• _WORK INSTRUCTIONS_: Repeat the entire listing exactly as written.
── TASK INPUTS
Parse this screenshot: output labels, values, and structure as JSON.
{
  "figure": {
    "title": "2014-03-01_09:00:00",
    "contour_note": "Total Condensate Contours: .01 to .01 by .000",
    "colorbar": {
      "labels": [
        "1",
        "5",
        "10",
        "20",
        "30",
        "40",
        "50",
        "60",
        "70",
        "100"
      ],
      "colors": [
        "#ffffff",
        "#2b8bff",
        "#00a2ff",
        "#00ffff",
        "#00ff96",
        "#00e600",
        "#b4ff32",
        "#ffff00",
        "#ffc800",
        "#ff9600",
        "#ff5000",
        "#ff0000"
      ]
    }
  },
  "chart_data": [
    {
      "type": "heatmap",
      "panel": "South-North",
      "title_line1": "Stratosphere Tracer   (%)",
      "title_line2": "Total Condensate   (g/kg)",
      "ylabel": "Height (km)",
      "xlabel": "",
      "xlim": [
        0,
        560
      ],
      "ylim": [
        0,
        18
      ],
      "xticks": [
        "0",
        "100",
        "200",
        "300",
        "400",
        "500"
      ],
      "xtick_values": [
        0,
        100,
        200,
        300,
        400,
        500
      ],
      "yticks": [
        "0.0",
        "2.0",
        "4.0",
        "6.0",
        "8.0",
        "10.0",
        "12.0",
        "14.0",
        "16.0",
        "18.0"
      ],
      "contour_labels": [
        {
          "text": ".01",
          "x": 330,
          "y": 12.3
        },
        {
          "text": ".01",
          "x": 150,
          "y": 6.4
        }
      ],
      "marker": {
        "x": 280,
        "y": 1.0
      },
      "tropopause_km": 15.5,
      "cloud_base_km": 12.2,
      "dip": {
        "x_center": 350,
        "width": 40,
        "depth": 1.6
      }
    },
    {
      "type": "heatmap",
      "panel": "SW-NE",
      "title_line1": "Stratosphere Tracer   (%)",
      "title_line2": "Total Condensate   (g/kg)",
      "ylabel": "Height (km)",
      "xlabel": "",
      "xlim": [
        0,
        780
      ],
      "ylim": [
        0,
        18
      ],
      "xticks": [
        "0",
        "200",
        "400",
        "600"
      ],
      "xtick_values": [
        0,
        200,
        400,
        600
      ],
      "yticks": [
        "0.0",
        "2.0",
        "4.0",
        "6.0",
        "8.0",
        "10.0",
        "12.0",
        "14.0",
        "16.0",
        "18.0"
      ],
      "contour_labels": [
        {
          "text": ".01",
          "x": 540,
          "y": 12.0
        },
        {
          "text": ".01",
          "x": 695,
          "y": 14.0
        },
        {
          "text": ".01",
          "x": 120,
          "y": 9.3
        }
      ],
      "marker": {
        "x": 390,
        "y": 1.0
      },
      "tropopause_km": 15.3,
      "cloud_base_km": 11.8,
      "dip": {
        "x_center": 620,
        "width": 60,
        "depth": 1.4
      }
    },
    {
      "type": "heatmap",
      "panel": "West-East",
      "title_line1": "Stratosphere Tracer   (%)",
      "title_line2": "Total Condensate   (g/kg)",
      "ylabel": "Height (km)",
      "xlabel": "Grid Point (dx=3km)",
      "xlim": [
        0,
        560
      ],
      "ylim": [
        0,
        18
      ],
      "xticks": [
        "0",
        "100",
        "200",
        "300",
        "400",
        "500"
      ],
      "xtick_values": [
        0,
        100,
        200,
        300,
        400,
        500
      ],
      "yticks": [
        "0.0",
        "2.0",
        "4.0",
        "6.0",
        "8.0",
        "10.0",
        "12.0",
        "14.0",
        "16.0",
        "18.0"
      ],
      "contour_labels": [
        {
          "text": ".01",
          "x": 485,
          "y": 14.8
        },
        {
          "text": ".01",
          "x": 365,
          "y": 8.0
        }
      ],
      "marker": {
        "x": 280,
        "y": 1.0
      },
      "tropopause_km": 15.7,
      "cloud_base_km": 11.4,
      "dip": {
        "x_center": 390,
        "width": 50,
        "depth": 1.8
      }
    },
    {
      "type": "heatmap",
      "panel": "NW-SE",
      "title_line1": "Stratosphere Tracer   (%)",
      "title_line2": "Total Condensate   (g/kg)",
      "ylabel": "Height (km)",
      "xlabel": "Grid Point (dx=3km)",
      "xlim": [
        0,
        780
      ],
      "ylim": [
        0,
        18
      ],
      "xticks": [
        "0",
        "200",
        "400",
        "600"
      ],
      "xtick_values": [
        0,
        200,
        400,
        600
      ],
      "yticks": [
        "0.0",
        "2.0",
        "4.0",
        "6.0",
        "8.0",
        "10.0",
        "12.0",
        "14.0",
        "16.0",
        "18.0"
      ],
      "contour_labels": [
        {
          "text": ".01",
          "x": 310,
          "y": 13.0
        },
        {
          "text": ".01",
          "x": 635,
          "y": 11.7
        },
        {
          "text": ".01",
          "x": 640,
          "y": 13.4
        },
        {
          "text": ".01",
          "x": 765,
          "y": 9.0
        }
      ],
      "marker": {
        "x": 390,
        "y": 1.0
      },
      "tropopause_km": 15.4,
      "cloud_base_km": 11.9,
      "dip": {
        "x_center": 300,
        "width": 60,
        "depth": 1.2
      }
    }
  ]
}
────
• _OUTPUT OF THE EXERCISE_:
Parse this screenshot: output labels, values, and structure as JSON.
{
  "figure": {
    "title": "2014-03-01_09:00:00",
    "contour_note": "Total Condensate Contours: .01 to .01 by .000",
    "colorbar": {
      "labels": [
        "1",
        "5",
        "10",
        "20",
        "30",
        "40",
        "50",
        "60",
        "70",
        "100"
      ],
      "colors": [
        "#ffffff",
        "#2b8bff",
        "#00a2ff",
        "#00ffff",
        "#00ff96",
        "#00e600",
        "#b4ff32",
        "#ffff00",
        "#ffc800",
        "#ff9600",
        "#ff5000",
        "#ff0000"
      ]
    }
  },
  "chart_data": [
    {
      "type": "heatmap",
      "panel": "South-North",
      "title_line1": "Stratosphere Tracer   (%)",
      "title_line2": "Total Condensate   (g/kg)",
      "ylabel": "Height (km)",
      "xlabel": "",
      "xlim": [
        0,
        560
      ],
      "ylim": [
        0,
        18
      ],
      "xticks": [
        "0",
        "100",
        "200",
        "300",
        "400",
        "500"
      ],
      "xtick_values": [
        0,
        100,
        200,
        300,
        400,
        500
      ],
      "yticks": [
        "0.0",
        "2.0",
        "4.0",
        "6.0",
        "8.0",
        "10.0",
        "12.0",
        "14.0",
        "16.0",
        "18.0"
      ],
      "contour_labels": [
        {
          "text": ".01",
          "x": 330,
          "y": 12.3
        },
        {
          "text": ".01",
          "x": 150,
          "y": 6.4
        }
      ],
      "marker": {
        "x": 280,
        "y": 1.0
      },
      "tropopause_km": 15.5,
      "cloud_base_km": 12.2,
      "dip": {
        "x_center": 350,
        "width": 40,
        "depth": 1.6
      }
    },
    {
      "type": "heatmap",
      "panel": "SW-NE",
      "title_line1": "Stratosphere Tracer   (%)",
      "title_line2": "Total Condensate   (g/kg)",
      "ylabel": "Height (km)",
      "xlabel": "",
      "xlim": [
        0,
        780
      ],
      "ylim": [
        0,
        18
      ],
      "xticks": [
        "0",
        "200",
        "400",
        "600"
      ],
      "xtick_values": [
        0,
        200,
        400,
        600
      ],
      "yticks": [
        "0.0",
        "2.0",
        "4.0",
        "6.0",
        "8.0",
        "10.0",
        "12.0",
        "14.0",
        "16.0",
        "18.0"
      ],
      "contour_labels": [
        {
          "text": ".01",
          "x": 540,
          "y": 12.0
        },
        {
          "text": ".01",
          "x": 695,
          "y": 14.0
        },
        {
          "text": ".01",
          "x": 120,
          "y": 9.3
        }
      ],
      "marker": {
        "x": 390,
        "y": 1.0
      },
      "tropopause_km": 15.3,
      "cloud_base_km": 11.8,
      "dip": {
        "x_center": 620,
        "width": 60,
        "depth": 1.4
      }
    },
    {
      "type": "heatmap",
      "panel": "West-East",
      "title_line1": "Stratosphere Tracer   (%)",
      "title_line2": "Total Condensate   (g/kg)",
      "ylabel": "Height (km)",
      "xlabel": "Grid Point (dx=3km)",
      "xlim": [
        0,
        560
      ],
      "ylim": [
        0,
        18
      ],
      "xticks": [
        "0",
        "100",
        "200",
        "300",
        "400",
        "500"
      ],
      "xtick_values": [
        0,
        100,
        200,
        300,
        400,
        500
      ],
      "yticks": [
        "0.0",
        "2.0",
        "4.0",
        "6.0",
        "8.0",
        "10.0",
        "12.0",
        "14.0",
        "16.0",
        "18.0"
      ],
      "contour_labels": [
        {
          "text": ".01",
          "x": 485,
          "y": 14.8
        },
        {
          "text": ".01",
          "x": 365,
          "y": 8.0
        }
      ],
      "marker": {
        "x": 280,
        "y": 1.0
      },
      "tropopause_km": 15.7,
      "cloud_base_km": 11.4,
      "dip": {
        "x_center": 390,
        "width": 50,
        "depth": 1.8
      }
    },
    {
      "type": "heatmap",
      "panel": "NW-SE",
      "title_line1": "Stratosphere Tracer   (%)",
      "title_line2": "Total Condensate   (g/kg)",
      "ylabel": "Height (km)",
      "xlabel": "Grid Point (dx=3km)",
      "xlim": [
        0,
        780
      ],
      "ylim": [
        0,
        18
      ],
      "xticks": [
        "0",
        "200",
        "400",
        "600"
      ],
      "xtick_values": [
        0,
        200,
        400,
        600
      ],
      "yticks": [
        "0.0",
        "2.0",
        "4.0",
        "6.0",
        "8.0",
        "10.0",
        "12.0",
        "14.0",
        "16.0",
        "18.0"
      ],
      "contour_labels": [
        {
          "text": ".01",
          "x": 310,
          "y": 13.0
        },
        {
          "text": ".01",
          "x": 635,
          "y": 11.7
        },
        {
          "text": ".01",
          "x": 640,
          "y": 13.4
        },
        {
          "text": ".01",
          "x": 765,
          "y": 9.0
        }
      ],
      "marker": {
        "x": 390,
        "y": 1.0
      },
      "tropopause_km": 15.4,
      "cloud_base_km": 11.9,
      "dip": {
        "x_center": 300,
        "width": 60,
        "depth": 1.2
      }
    }
  ]
}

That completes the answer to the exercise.